• [GIVEN INFORMATION]
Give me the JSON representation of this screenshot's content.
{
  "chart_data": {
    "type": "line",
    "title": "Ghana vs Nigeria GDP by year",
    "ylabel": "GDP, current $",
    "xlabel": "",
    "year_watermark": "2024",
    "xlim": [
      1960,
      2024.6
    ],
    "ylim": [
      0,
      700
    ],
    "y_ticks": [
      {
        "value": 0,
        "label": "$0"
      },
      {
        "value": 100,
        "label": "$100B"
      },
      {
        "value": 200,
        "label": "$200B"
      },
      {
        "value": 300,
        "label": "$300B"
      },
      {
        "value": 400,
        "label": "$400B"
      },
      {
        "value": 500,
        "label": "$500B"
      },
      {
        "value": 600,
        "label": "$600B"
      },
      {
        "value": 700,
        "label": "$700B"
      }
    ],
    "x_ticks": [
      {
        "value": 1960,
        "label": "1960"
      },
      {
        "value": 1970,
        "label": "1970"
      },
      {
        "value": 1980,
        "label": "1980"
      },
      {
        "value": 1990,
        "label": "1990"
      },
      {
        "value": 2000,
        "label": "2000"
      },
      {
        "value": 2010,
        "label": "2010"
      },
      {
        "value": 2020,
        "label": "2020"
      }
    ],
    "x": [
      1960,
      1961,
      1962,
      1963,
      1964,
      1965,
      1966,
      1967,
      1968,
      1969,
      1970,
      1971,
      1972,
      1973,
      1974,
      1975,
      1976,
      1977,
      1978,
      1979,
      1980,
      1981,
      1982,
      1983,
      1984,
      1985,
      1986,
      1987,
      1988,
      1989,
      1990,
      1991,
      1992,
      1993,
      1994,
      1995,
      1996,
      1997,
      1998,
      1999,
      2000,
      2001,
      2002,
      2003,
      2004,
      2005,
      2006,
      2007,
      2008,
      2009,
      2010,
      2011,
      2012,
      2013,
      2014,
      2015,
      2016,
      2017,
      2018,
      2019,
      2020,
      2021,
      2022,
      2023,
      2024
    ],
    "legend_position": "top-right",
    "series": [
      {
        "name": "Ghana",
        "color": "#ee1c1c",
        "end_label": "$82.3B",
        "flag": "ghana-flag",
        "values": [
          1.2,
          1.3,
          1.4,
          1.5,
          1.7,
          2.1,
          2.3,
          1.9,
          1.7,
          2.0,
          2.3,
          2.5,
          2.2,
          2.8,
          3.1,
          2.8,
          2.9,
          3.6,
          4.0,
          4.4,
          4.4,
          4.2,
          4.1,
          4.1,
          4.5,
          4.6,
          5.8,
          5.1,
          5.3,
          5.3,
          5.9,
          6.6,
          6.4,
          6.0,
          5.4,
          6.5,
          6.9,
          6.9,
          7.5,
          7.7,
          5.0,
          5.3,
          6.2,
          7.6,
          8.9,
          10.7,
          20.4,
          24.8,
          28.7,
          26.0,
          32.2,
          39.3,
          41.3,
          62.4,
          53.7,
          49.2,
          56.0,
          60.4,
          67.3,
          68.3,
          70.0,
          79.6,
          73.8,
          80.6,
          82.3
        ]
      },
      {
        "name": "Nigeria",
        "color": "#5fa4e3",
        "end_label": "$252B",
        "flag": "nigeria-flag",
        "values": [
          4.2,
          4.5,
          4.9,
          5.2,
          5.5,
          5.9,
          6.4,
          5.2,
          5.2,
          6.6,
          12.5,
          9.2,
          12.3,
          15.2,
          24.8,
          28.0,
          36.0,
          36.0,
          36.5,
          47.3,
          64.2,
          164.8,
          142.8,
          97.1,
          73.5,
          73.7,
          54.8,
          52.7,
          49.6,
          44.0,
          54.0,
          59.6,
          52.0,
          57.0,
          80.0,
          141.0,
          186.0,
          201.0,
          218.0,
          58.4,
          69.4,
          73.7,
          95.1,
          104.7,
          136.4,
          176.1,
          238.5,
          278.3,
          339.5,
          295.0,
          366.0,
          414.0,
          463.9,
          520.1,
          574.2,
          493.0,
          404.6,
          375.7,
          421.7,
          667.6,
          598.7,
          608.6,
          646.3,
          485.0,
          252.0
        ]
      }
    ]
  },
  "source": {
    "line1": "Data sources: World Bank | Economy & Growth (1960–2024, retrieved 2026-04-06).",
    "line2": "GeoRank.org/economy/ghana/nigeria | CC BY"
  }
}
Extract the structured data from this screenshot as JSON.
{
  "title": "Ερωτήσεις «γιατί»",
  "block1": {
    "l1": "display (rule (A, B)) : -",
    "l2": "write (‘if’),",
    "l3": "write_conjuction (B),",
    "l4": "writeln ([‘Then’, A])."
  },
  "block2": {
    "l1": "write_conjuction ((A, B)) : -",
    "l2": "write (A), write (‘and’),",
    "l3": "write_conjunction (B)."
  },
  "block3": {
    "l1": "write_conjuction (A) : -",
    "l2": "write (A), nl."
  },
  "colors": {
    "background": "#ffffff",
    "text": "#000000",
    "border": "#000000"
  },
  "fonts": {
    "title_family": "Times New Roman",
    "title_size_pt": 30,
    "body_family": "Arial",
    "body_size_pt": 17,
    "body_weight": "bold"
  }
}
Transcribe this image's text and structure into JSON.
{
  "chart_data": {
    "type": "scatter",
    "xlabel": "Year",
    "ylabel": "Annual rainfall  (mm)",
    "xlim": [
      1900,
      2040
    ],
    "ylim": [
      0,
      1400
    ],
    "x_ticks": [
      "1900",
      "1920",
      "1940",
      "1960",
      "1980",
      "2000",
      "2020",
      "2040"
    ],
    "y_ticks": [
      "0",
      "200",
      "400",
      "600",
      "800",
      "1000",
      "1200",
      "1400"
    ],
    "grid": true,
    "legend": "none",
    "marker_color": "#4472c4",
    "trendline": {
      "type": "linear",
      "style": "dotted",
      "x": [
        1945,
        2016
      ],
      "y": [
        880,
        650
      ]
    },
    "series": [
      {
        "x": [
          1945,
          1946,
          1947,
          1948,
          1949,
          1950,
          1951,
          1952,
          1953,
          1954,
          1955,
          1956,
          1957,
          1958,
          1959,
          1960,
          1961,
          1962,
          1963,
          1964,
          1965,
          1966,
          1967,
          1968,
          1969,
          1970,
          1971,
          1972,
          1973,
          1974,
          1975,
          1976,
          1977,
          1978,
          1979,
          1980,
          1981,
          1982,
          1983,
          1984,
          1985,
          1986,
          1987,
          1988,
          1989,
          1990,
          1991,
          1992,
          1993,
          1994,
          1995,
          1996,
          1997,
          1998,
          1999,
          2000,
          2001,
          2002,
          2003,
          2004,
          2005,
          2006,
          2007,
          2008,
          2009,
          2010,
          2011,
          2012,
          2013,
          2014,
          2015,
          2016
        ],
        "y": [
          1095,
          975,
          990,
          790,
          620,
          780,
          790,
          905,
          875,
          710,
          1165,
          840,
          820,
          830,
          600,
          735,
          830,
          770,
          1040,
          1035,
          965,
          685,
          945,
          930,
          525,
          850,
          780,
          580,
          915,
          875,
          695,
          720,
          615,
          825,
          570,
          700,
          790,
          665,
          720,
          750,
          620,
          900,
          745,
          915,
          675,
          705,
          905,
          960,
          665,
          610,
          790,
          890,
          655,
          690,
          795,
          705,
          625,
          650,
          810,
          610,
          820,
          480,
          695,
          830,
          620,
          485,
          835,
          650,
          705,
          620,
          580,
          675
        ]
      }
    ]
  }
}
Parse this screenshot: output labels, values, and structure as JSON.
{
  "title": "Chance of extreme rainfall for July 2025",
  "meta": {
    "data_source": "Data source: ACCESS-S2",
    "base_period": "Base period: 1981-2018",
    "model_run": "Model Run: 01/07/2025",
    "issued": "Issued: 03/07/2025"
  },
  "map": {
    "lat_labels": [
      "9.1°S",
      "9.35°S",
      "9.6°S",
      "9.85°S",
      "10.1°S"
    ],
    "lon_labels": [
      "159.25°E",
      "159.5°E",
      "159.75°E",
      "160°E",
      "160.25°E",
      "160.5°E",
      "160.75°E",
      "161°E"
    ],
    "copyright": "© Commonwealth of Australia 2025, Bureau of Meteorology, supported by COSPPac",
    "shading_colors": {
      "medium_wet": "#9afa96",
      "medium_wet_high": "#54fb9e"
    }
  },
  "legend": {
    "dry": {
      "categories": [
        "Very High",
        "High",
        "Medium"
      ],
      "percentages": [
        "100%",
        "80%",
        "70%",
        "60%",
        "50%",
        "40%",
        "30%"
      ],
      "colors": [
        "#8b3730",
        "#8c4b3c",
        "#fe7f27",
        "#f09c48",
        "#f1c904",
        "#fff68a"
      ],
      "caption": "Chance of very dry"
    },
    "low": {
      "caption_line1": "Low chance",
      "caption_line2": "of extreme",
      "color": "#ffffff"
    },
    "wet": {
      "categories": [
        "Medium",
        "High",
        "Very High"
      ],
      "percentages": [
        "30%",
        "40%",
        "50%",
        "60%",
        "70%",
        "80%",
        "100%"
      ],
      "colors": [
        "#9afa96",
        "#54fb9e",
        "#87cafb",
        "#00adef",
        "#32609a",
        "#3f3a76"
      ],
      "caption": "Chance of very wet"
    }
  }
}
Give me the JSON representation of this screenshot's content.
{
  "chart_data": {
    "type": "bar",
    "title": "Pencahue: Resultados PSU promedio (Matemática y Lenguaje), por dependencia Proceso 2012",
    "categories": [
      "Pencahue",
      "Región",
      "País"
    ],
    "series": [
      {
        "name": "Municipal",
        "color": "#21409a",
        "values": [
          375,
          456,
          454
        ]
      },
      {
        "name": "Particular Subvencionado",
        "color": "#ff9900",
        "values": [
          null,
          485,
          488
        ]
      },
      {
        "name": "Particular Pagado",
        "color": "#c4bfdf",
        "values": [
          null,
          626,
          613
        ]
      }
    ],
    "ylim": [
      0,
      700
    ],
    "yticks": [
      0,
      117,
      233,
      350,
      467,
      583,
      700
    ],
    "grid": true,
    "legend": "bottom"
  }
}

• [TASK]
Where a line above includes "extreme", copy that line.

• [WRITTEN RESPONSE]
  "title": "Chance of extreme rainfall for July 2025",
      "caption_line2": "of extreme",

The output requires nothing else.